** Start SUPPLIED DATA **

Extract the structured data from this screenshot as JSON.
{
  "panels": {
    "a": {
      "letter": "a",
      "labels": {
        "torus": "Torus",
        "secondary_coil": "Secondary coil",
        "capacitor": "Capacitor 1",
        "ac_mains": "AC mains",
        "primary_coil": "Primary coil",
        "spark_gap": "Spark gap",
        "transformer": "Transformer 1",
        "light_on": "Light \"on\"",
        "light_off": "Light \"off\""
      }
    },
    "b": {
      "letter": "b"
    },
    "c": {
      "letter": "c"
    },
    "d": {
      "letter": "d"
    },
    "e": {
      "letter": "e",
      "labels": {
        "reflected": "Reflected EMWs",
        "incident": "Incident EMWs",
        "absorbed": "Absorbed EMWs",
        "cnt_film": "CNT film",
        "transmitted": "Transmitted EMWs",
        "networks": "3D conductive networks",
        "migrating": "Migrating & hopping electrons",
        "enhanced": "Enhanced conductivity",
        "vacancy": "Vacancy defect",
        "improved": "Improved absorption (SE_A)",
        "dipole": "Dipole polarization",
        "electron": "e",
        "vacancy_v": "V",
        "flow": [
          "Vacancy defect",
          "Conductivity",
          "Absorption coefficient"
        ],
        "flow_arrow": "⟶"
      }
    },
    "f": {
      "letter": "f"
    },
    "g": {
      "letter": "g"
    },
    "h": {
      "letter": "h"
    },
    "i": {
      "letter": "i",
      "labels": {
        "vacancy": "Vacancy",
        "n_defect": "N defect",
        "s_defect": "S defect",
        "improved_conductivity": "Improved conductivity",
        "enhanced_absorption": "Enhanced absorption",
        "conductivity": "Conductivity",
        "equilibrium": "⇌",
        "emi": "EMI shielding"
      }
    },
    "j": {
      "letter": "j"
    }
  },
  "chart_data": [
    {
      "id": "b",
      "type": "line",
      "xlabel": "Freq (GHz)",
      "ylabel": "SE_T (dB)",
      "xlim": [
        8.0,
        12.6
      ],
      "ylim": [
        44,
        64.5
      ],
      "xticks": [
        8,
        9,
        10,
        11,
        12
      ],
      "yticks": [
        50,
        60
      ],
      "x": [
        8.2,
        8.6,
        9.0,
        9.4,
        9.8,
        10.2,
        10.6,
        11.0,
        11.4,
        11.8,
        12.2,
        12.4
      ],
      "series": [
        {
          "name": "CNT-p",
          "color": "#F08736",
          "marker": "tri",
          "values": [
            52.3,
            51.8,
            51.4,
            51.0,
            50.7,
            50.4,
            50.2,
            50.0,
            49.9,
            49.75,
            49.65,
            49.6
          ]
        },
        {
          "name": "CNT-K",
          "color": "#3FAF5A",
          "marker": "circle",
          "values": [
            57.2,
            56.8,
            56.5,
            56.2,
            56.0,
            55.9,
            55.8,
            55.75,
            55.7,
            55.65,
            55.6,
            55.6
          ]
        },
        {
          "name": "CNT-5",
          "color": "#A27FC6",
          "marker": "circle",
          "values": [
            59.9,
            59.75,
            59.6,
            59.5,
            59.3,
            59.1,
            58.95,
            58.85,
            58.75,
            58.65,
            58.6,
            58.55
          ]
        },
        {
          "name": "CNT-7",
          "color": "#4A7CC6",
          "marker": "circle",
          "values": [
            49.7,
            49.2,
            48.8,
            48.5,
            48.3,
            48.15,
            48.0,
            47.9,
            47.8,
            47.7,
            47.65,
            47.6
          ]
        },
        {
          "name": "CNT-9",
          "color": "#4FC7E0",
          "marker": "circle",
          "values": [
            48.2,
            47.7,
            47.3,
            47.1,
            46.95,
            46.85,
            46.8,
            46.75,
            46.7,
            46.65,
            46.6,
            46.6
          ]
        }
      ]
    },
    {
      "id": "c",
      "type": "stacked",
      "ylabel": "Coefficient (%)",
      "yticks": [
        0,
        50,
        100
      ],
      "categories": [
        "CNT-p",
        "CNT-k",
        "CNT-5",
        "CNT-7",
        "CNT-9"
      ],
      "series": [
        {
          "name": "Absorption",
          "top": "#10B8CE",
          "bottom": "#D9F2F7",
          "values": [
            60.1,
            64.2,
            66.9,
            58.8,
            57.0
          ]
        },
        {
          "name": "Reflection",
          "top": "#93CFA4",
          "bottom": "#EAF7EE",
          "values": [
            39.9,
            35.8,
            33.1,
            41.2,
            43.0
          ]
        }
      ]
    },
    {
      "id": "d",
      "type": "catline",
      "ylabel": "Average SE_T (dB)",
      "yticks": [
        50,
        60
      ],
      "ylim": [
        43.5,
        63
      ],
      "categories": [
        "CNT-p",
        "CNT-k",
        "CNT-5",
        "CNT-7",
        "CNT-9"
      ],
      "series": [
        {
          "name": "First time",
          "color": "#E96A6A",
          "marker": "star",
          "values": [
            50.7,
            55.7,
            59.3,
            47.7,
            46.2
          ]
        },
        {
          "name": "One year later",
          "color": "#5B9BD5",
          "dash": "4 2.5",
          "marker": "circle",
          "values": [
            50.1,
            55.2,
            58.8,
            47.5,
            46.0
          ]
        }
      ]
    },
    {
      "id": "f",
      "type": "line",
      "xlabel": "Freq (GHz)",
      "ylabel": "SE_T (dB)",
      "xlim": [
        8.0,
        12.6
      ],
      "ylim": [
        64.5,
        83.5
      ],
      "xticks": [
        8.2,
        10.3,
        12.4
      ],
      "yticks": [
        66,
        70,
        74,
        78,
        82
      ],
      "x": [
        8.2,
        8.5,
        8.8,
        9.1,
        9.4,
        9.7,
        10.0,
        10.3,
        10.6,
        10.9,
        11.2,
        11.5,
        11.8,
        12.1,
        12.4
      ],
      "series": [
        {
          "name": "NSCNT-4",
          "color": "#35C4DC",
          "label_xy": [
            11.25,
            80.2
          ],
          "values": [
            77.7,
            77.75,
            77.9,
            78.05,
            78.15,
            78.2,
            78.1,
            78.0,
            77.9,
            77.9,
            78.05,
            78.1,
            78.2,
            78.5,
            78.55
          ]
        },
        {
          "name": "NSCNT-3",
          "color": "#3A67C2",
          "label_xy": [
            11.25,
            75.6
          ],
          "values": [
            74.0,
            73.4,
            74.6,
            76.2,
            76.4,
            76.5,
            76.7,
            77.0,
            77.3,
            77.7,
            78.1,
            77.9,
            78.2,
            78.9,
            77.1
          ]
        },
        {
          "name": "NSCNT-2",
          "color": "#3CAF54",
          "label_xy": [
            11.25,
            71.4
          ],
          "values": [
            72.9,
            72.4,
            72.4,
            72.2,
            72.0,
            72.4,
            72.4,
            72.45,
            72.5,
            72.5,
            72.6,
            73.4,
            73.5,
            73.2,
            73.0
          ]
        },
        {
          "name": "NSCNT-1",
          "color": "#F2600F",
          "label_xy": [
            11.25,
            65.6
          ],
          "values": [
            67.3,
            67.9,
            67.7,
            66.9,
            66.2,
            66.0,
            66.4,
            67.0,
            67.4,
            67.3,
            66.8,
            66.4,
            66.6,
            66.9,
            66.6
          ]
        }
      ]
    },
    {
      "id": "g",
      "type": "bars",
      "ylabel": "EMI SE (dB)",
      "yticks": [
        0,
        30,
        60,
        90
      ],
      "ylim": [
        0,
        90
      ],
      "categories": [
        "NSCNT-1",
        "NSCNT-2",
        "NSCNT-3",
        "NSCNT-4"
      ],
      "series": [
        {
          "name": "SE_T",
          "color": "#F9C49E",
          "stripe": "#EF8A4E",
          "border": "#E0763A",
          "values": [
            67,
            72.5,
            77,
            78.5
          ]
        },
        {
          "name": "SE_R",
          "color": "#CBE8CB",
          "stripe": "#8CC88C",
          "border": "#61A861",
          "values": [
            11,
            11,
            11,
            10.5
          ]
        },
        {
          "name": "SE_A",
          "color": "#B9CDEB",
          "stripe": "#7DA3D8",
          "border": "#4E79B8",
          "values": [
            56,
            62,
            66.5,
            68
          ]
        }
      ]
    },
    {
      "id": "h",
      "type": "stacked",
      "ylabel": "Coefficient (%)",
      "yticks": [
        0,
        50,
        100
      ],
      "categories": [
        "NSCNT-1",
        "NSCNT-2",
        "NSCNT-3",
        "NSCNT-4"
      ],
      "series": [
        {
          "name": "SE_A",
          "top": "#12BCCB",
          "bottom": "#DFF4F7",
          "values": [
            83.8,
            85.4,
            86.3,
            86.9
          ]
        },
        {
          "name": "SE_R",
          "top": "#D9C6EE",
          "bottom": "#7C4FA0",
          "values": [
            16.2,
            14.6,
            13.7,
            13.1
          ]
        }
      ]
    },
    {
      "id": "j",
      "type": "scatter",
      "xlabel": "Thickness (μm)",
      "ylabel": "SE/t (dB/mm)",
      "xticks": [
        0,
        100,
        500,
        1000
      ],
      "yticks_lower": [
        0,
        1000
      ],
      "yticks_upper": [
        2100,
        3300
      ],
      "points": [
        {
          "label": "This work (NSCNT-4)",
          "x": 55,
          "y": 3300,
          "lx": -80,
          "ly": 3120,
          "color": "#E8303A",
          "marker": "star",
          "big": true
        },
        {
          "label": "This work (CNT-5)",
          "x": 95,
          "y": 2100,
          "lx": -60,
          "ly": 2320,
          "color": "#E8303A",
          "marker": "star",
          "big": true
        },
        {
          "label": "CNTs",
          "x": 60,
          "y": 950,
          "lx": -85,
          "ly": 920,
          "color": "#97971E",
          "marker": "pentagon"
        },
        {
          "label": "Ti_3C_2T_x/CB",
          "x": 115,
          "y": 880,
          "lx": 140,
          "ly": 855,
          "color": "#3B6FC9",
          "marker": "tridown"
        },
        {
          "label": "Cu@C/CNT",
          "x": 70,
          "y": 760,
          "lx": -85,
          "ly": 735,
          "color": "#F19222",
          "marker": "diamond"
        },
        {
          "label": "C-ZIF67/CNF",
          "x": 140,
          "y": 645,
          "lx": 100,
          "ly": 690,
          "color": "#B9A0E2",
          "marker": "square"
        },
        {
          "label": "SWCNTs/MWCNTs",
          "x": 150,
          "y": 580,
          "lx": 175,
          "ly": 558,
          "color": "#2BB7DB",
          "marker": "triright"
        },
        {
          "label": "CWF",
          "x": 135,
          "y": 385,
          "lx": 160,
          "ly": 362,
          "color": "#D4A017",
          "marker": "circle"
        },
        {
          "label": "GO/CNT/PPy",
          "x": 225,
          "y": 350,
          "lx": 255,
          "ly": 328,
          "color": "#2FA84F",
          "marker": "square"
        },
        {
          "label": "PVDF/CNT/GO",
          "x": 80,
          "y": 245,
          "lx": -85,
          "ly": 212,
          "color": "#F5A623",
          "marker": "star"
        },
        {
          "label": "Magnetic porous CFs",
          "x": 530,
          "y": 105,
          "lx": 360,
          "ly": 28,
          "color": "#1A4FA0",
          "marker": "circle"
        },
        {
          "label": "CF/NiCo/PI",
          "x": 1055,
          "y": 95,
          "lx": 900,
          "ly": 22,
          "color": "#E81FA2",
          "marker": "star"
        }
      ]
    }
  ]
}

** End SUPPLIED DATA **

◆ TASK STATEMENT: Copy out every line of the data that includes "bottom".

◆ EXPECTED OUTPUT:
          "bottom": "#D9F2F7",
          "bottom": "#EAF7EE",
          "bottom": "#DFF4F7",
          "bottom": "#7C4FA0",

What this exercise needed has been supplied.